--- Input material ---
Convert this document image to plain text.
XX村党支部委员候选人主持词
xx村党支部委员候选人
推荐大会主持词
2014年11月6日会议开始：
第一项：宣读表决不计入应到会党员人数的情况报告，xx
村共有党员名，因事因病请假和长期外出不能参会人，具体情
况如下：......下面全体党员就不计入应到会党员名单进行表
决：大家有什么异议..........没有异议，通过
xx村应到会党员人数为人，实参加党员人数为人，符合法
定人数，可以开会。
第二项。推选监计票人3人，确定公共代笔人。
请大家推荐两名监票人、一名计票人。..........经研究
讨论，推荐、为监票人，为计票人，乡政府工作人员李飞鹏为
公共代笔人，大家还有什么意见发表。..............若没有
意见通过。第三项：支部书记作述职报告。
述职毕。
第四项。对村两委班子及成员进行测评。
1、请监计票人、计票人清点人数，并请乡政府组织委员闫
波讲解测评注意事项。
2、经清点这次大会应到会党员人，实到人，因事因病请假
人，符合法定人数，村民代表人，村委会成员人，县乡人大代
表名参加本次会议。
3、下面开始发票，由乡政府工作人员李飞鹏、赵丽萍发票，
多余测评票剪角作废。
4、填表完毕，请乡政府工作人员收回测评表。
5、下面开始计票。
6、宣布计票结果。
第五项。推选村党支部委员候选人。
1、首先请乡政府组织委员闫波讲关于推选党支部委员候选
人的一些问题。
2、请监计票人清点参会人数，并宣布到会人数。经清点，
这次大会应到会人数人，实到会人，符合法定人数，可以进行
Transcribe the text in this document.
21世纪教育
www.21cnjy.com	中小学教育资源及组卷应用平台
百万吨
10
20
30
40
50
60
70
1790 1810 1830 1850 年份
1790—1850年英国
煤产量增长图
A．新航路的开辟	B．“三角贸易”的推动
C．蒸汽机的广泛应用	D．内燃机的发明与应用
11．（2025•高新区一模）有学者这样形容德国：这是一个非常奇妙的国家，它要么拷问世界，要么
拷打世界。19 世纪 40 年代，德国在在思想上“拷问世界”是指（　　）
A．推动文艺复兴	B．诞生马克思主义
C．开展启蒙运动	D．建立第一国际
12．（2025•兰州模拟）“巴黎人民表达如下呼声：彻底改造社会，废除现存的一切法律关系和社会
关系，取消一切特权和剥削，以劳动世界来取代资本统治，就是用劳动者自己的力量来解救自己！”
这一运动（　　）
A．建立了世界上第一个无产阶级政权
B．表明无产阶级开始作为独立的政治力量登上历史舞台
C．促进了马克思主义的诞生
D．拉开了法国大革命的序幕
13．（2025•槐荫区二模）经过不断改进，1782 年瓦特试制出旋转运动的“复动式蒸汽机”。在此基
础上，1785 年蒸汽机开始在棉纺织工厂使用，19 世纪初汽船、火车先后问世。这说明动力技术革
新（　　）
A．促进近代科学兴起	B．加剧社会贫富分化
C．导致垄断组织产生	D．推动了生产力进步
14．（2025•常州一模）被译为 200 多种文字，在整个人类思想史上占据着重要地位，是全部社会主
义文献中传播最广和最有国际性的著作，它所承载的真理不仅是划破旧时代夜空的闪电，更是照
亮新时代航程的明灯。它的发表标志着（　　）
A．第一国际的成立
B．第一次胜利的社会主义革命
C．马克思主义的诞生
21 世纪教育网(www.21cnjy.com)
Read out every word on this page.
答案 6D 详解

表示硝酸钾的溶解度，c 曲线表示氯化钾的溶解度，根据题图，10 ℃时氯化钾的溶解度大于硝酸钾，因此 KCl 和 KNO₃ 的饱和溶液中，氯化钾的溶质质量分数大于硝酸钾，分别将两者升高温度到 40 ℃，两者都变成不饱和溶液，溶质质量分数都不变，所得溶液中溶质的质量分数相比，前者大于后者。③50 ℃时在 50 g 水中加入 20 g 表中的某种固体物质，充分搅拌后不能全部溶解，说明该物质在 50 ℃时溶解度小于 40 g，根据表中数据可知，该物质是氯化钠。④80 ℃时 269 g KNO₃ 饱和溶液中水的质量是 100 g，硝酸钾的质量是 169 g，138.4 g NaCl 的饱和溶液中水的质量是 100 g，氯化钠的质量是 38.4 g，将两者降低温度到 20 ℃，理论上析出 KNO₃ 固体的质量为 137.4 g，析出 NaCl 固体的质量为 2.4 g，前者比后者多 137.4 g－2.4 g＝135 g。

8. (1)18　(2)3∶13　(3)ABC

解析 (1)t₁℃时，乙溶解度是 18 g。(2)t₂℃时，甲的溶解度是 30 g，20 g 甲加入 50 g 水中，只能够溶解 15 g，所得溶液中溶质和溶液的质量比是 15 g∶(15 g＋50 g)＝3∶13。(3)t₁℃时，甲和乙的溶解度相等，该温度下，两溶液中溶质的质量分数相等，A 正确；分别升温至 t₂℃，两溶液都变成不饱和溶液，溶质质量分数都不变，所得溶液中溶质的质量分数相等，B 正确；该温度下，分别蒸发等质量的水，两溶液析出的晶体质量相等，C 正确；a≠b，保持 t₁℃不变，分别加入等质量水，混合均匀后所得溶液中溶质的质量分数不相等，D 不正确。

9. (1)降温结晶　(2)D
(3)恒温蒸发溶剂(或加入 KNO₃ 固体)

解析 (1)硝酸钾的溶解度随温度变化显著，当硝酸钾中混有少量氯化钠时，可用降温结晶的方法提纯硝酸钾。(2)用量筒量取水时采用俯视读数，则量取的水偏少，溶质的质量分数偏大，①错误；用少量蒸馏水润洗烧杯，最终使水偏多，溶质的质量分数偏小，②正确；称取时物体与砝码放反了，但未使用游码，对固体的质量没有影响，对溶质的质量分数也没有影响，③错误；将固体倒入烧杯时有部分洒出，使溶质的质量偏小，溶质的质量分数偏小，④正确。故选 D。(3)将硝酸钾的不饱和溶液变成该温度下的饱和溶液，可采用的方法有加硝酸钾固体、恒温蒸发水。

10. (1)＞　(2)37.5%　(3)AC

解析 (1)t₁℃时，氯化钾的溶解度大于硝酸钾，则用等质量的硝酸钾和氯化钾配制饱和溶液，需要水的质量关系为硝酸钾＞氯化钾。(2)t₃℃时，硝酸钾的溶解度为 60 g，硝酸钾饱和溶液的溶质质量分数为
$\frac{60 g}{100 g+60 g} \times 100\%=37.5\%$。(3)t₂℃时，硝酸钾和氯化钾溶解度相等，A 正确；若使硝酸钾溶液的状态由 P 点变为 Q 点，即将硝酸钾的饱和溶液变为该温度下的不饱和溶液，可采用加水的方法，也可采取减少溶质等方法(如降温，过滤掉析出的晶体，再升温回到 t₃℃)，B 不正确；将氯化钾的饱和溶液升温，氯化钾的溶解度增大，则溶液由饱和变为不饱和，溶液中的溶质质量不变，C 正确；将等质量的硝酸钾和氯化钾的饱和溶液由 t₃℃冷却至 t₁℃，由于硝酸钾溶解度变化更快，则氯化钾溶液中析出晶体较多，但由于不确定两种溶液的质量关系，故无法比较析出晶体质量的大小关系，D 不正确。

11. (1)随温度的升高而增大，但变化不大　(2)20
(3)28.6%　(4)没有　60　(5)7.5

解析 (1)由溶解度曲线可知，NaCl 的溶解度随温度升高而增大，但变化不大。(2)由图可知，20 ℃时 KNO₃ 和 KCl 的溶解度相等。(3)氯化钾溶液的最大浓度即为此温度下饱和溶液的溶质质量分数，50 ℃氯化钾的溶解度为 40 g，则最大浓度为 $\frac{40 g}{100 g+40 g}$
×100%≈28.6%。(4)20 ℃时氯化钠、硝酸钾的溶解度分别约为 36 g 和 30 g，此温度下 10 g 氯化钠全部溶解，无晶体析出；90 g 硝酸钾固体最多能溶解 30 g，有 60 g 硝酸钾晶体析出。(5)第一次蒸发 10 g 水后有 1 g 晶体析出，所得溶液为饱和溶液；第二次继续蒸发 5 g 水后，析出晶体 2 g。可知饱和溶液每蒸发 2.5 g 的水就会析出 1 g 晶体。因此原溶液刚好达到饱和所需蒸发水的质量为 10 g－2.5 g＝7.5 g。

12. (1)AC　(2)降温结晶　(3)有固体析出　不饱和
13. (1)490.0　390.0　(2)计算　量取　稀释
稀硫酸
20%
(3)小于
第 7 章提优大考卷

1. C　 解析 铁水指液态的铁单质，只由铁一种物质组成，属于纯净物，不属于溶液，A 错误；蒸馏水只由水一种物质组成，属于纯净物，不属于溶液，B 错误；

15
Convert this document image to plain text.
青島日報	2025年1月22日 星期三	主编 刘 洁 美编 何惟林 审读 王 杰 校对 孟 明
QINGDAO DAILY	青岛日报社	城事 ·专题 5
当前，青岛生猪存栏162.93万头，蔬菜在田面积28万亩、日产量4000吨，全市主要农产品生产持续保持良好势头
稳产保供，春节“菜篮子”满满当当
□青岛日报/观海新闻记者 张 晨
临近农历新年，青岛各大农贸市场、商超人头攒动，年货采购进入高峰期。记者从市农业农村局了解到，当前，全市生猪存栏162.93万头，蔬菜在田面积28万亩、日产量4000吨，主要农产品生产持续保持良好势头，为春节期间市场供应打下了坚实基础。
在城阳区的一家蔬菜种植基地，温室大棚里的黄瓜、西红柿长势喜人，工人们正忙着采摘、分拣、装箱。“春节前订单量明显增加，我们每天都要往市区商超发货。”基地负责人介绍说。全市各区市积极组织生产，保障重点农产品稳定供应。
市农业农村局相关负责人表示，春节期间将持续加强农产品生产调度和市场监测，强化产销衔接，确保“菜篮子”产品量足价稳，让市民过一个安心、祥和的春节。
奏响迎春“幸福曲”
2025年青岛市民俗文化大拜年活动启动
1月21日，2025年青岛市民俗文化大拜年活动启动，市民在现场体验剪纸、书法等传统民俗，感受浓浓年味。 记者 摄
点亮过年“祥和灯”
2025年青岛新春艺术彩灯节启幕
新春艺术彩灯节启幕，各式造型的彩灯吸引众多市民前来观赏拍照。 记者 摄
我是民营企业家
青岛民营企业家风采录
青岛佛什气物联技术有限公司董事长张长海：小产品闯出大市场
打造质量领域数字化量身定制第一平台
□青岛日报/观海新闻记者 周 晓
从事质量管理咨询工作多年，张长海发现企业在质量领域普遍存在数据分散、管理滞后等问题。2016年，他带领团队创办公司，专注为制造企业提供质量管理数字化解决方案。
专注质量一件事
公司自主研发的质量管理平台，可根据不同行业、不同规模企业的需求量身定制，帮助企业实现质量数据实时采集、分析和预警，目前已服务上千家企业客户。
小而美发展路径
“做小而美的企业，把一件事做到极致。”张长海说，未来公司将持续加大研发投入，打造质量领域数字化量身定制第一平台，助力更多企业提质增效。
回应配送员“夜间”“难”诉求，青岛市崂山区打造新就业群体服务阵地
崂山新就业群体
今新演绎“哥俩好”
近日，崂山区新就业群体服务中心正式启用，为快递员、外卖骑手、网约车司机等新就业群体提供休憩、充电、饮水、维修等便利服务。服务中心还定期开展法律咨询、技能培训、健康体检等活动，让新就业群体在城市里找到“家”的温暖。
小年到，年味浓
---
**Exercise description**.
Pull out all lines from the entries above that include the word "this".

**Exercise output**.
Convert this document image to plain text.
Transcribe the text in this document.
Read out every word on this page.
Convert this document image to plain text.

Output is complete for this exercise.